[DA FARE]
Riporta come lista JSON di stringhe, una per riga e senza righe vuote, la parte dei record che si apre con la riga che contiene "Output each element" e si chiude con quella che contiene "output-line: [-0.43576161], bbox=[12, 230, 185, 246]", entrambe comprese. Lascia fuori dalla risposta le immagini.

[MATERIALE FORNITO]
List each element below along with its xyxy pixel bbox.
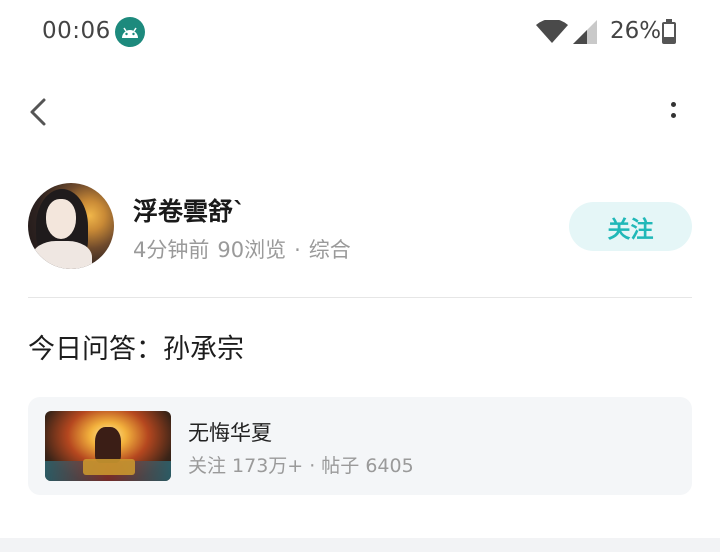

---

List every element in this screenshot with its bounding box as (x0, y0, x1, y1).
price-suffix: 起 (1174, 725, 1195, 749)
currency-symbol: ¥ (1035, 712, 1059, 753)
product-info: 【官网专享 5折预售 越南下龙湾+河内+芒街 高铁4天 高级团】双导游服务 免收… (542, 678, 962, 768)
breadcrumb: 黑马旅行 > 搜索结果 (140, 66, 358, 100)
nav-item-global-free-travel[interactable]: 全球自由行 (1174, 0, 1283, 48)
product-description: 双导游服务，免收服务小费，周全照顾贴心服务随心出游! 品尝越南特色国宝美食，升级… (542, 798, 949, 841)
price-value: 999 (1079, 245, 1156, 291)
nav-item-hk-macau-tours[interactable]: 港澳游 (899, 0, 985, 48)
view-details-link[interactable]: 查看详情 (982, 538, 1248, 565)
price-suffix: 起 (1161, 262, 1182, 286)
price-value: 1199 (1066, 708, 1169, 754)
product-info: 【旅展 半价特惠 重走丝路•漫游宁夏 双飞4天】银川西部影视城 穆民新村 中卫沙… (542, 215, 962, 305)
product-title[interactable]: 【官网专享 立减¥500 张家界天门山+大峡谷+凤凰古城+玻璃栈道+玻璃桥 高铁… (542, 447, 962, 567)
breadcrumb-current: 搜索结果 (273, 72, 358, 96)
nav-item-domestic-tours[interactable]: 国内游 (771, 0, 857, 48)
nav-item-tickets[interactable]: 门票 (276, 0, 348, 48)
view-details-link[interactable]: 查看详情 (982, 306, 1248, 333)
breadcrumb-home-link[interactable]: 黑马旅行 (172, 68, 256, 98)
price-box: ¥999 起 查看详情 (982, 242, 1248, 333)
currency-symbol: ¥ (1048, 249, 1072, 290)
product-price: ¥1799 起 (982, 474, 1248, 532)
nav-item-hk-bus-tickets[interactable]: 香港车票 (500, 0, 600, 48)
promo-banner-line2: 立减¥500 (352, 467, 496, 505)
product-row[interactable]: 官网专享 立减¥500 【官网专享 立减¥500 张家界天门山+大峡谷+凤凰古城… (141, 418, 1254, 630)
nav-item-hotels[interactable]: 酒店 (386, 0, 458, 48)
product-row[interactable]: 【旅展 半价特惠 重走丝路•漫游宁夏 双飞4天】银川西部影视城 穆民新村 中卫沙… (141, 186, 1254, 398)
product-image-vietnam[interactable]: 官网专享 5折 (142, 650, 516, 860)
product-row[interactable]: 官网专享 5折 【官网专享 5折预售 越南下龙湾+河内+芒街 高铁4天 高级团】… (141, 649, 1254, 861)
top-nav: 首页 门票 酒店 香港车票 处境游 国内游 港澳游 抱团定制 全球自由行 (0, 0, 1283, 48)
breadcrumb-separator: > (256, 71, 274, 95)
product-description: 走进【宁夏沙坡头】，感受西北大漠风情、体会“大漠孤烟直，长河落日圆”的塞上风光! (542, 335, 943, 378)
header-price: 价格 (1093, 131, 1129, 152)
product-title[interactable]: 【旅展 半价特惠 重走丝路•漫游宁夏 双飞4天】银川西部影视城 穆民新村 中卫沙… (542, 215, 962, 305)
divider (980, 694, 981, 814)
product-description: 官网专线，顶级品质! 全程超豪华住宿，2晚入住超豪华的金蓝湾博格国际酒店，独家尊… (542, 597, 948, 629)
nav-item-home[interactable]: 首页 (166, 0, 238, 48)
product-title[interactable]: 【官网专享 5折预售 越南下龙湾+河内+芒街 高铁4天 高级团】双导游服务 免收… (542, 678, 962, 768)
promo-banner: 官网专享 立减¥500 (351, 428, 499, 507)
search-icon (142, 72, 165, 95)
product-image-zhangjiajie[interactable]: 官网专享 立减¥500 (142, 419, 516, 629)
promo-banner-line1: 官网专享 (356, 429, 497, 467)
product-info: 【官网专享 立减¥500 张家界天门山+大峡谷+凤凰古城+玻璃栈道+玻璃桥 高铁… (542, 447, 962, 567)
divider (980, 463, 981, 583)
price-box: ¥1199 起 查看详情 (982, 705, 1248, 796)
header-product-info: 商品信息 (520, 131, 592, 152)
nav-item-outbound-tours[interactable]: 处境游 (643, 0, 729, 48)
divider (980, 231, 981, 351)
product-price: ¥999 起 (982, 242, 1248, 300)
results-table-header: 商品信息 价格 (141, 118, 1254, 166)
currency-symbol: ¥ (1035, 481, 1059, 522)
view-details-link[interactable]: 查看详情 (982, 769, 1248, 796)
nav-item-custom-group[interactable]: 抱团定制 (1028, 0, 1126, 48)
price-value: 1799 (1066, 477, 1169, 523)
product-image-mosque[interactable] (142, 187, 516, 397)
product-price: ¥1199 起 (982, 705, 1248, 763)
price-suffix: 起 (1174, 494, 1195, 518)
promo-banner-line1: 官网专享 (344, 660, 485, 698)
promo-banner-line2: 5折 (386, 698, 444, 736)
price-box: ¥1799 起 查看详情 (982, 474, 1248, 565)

--

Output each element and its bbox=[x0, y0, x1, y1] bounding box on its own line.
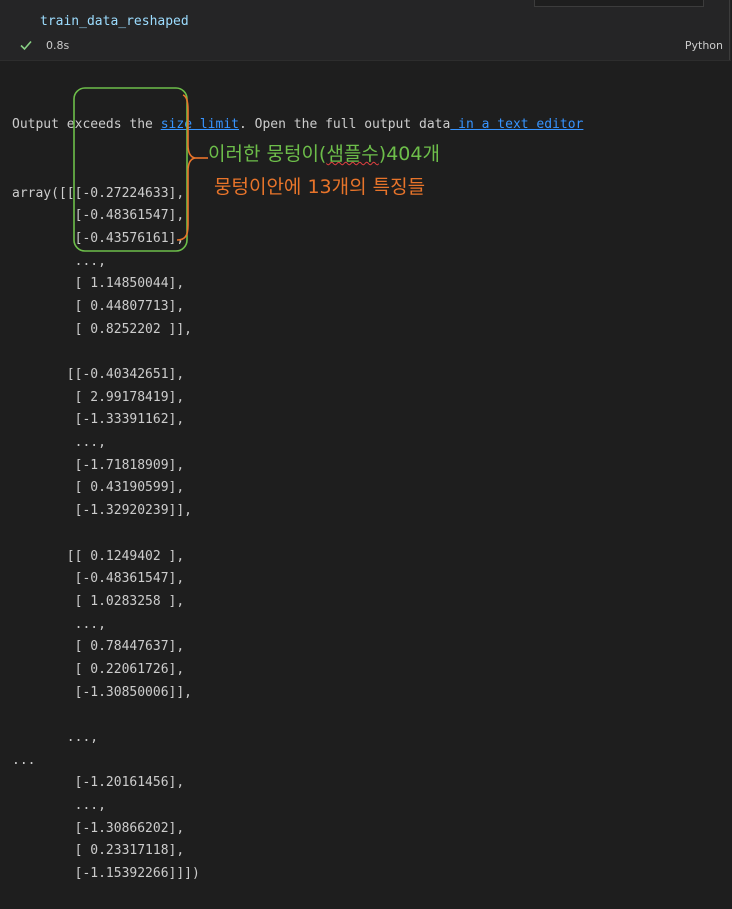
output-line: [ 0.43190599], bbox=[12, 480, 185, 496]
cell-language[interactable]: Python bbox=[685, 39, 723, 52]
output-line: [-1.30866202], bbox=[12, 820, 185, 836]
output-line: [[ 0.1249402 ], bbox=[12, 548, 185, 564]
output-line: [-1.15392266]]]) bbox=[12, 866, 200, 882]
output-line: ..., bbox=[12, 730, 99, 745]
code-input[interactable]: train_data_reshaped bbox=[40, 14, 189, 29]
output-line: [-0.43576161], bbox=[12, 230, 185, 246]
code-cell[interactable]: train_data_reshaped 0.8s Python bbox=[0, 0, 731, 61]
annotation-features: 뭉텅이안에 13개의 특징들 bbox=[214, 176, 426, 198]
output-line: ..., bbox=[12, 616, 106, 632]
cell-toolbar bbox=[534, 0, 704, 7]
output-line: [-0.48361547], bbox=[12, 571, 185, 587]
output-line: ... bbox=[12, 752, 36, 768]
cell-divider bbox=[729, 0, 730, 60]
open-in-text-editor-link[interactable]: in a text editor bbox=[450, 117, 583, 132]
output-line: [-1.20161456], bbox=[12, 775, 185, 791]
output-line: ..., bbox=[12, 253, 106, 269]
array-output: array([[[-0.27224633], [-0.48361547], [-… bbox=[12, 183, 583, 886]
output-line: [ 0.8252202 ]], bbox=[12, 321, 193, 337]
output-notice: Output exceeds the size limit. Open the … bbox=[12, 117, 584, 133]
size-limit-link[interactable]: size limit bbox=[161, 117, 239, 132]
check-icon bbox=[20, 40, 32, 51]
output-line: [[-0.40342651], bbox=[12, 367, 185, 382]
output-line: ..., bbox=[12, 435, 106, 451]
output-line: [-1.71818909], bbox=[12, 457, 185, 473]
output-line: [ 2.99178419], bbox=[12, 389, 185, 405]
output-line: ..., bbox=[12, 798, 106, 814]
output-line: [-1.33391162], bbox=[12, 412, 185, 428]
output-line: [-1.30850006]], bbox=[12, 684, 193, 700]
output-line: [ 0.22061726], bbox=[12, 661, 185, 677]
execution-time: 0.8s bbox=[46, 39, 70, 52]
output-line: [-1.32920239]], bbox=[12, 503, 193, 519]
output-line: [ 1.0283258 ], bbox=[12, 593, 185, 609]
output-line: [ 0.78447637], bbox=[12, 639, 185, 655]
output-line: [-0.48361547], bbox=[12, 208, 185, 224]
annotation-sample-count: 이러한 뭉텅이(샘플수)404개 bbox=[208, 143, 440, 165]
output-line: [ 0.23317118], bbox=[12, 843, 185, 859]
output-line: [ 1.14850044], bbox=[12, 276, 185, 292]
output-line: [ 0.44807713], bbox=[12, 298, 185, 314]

[RISPOSTA]
[
  "Output each element and its bbox=[x0, y0, x1, y1] bounding box on its own line.",
  "output-line: [ 0.43190599], bbox=[12, 480, 185, 496]",
  "cell-language[interactable]: Python bbox=[685, 39, 723, 52]",
  "output-line: [-1.30866202], bbox=[12, 820, 185, 836]",
  "output-line: [[ 0.1249402 ], bbox=[12, 548, 185, 564]",
  "output-line: [-1.15392266]]]) bbox=[12, 866, 200, 882]",
  "output-line: ..., bbox=[12, 730, 99, 745]",
  "code-input[interactable]: train_data_reshaped bbox=[40, 14, 189, 29]",
  "output-line: [-0.43576161], bbox=[12, 230, 185, 246]"
]